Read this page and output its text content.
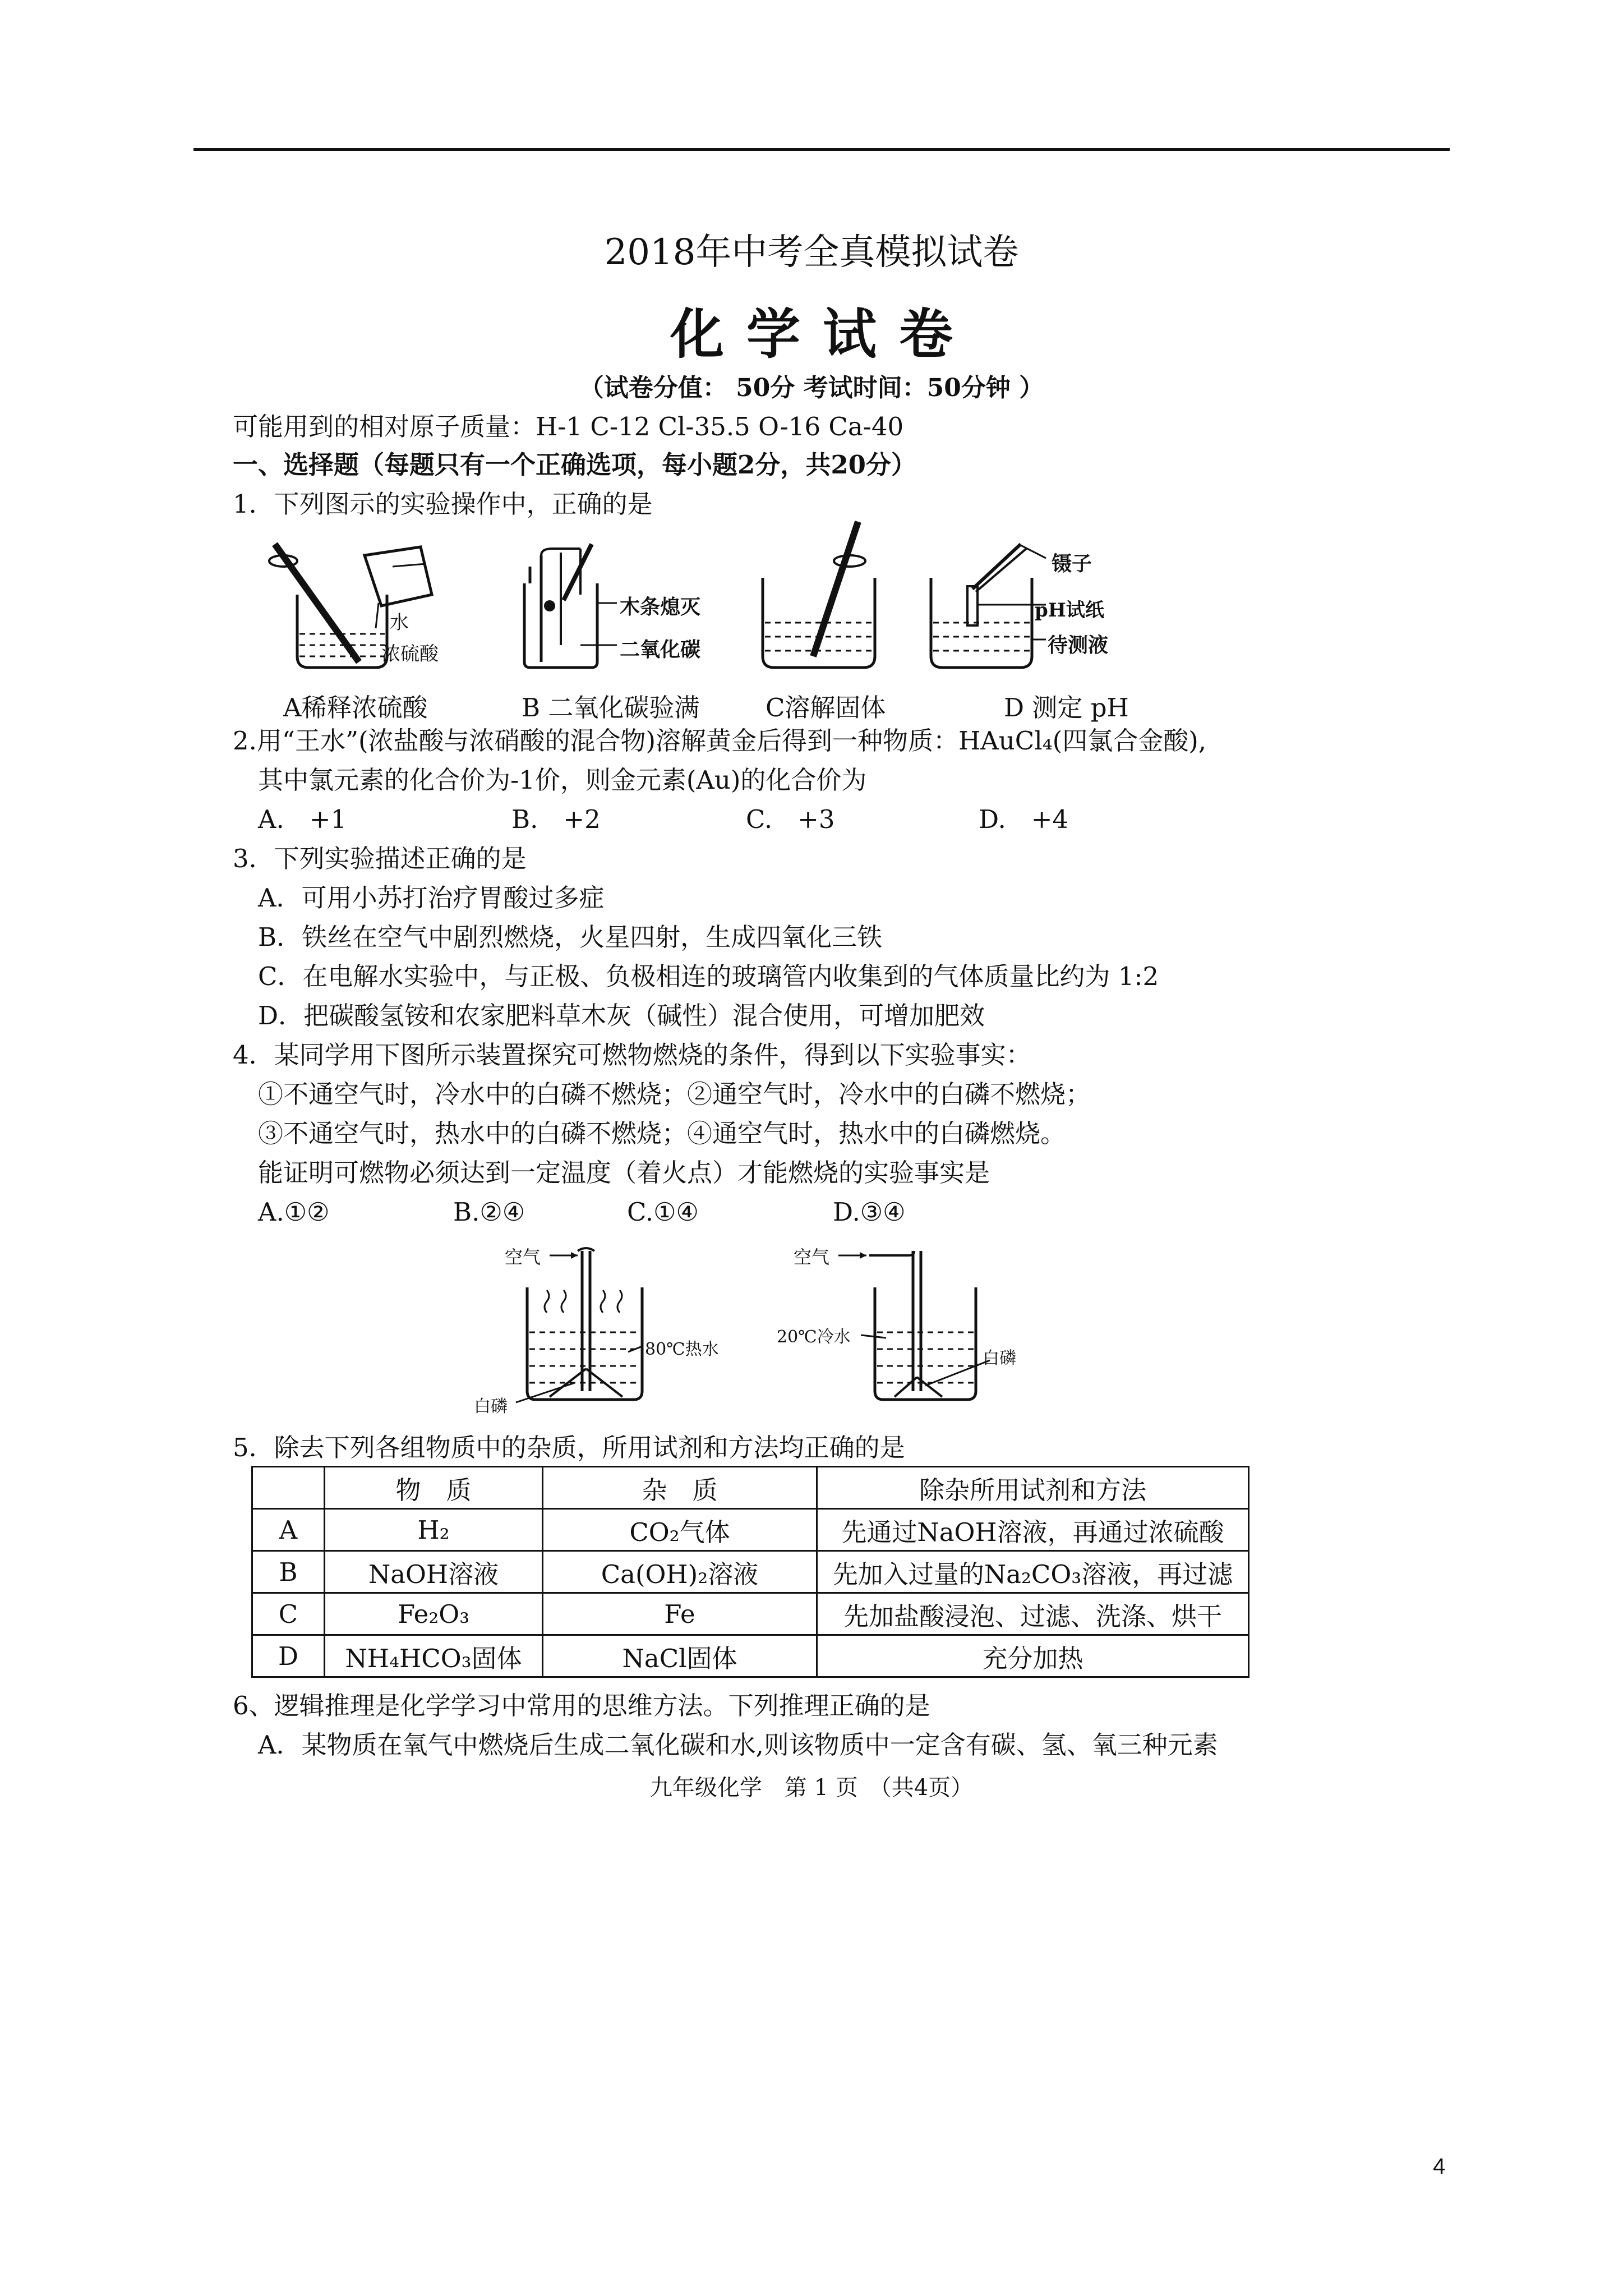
2018年中考全真模拟试卷
化学试卷
（试卷分值： 50分 考试时间：50分钟 ）
可能用到的相对原子质量：H-1 C-12 Cl-35.5 O-16 Ca-40
一、选择题（每题只有一个正确选项，每小题2分，共20分）
1．下列图示的实验操作中，正确的是
水
浓硫酸
木条熄灭
二氧化碳
镊子
pH试纸
待测液
A稀释浓硫酸	B 二氧化碳验满	C溶解固体	D 测定 pH
2.用“王水”(浓盐酸与浓硝酸的混合物)溶解黄金后得到一种物质：HAuCl₄(四氯合金酸),
其中氯元素的化合价为-1价，则金元素(Au)的化合价为
A.　+1	B.　+2	C.　+3	D.　+4
3．下列实验描述正确的是
A．可用小苏打治疗胃酸过多症
B．铁丝在空气中剧烈燃烧，火星四射，生成四氧化三铁
C．在电解水实验中，与正极、负极相连的玻璃管内收集到的气体质量比约为 1:2
D．把碳酸氢铵和农家肥料草木灰（碱性）混合使用，可增加肥效
4．某同学用下图所示装置探究可燃物燃烧的条件，得到以下实验事实：
①不通空气时，冷水中的白磷不燃烧；②通空气时，冷水中的白磷不燃烧；
③不通空气时，热水中的白磷不燃烧；④通空气时，热水中的白磷燃烧。
能证明可燃物必须达到一定温度（着火点）才能燃烧的实验事实是
A.①②	B.②④	C.①④	D.③④
空气
80℃热水
白磷
空气
20℃冷水
白磷
5．除去下列各组物质中的杂质，所用试剂和方法均正确的是
	物　质	杂　质	除杂所用试剂和方法
A	H₂	CO₂气体	先通过NaOH溶液，再通过浓硫酸
B	NaOH溶液	Ca(OH)₂溶液	先加入过量的Na₂CO₃溶液，再过滤
C	Fe₂O₃	Fe	先加盐酸浸泡、过滤、洗涤、烘干
D	NH₄HCO₃固体	NaCl固体	充分加热
6、逻辑推理是化学学习中常用的思维方法。下列推理正确的是
A．某物质在氧气中燃烧后生成二氧化碳和水,则该物质中一定含有碳、氢、氧三种元素
九年级化学　第 1 页　（共4页）
4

···

• What you need to do: Retype the whole listing, keeping every line identical and omitting all pictures.

• Output of the exercise:
Read this page and output its text content.
2018年中考全真模拟试卷
化学试卷
（试卷分值： 50分 考试时间：50分钟 ）
可能用到的相对原子质量：H-1 C-12 Cl-35.5 O-16 Ca-40
一、选择题（每题只有一个正确选项，每小题2分，共20分）
1．下列图示的实验操作中，正确的是
水
浓硫酸
木条熄灭
二氧化碳
镊子
pH试纸
待测液
A稀释浓硫酸	B 二氧化碳验满	C溶解固体	D 测定 pH
2.用“王水”(浓盐酸与浓硝酸的混合物)溶解黄金后得到一种物质：HAuCl₄(四氯合金酸),
其中氯元素的化合价为-1价，则金元素(Au)的化合价为
A.　+1	B.　+2	C.　+3	D.　+4
3．下列实验描述正确的是
A．可用小苏打治疗胃酸过多症
B．铁丝在空气中剧烈燃烧，火星四射，生成四氧化三铁
C．在电解水实验中，与正极、负极相连的玻璃管内收集到的气体质量比约为 1:2
D．把碳酸氢铵和农家肥料草木灰（碱性）混合使用，可增加肥效
4．某同学用下图所示装置探究可燃物燃烧的条件，得到以下实验事实：
①不通空气时，冷水中的白磷不燃烧；②通空气时，冷水中的白磷不燃烧；
③不通空气时，热水中的白磷不燃烧；④通空气时，热水中的白磷燃烧。
能证明可燃物必须达到一定温度（着火点）才能燃烧的实验事实是
A.①②	B.②④	C.①④	D.③④
空气
80℃热水
白磷
空气
20℃冷水
白磷
5．除去下列各组物质中的杂质，所用试剂和方法均正确的是
	物　质	杂　质	除杂所用试剂和方法
A	H₂	CO₂气体	先通过NaOH溶液，再通过浓硫酸
B	NaOH溶液	Ca(OH)₂溶液	先加入过量的Na₂CO₃溶液，再过滤
C	Fe₂O₃	Fe	先加盐酸浸泡、过滤、洗涤、烘干
D	NH₄HCO₃固体	NaCl固体	充分加热
6、逻辑推理是化学学习中常用的思维方法。下列推理正确的是
A．某物质在氧气中燃烧后生成二氧化碳和水,则该物质中一定含有碳、氢、氧三种元素
九年级化学　第 1 页　（共4页）
4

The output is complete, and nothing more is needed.